WHAT NEEDS TO BE DONE: Return every record exactly as written.

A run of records
━━━━

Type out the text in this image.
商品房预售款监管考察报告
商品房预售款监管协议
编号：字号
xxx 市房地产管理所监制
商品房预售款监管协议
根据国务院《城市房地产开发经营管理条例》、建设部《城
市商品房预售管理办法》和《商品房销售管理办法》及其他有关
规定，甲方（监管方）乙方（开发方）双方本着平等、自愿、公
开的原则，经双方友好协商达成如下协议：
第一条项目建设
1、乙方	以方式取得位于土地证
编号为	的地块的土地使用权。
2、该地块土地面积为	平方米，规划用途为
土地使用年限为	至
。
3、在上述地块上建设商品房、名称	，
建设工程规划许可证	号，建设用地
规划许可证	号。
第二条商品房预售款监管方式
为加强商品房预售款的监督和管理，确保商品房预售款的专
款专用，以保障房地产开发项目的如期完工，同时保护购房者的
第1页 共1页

━━━━

ANSWER TO THE TASK:
Type out the text in this image.
商品房预售款监管考察报告
商品房预售款监管协议
编号：字号
xxx 市房地产管理所监制
商品房预售款监管协议
根据国务院《城市房地产开发经营管理条例》、建设部《城
市商品房预售管理办法》和《商品房销售管理办法》及其他有关
规定，甲方（监管方）乙方（开发方）双方本着平等、自愿、公
开的原则，经双方友好协商达成如下协议：
第一条项目建设
1、乙方	以方式取得位于土地证
编号为	的地块的土地使用权。
2、该地块土地面积为	平方米，规划用途为
土地使用年限为	至
。
3、在上述地块上建设商品房、名称	，
建设工程规划许可证	号，建设用地
规划许可证	号。
第二条商品房预售款监管方式
为加强商品房预售款的监督和管理，确保商品房预售款的专
款专用，以保障房地产开发项目的如期完工，同时保护购房者的
第1页 共1页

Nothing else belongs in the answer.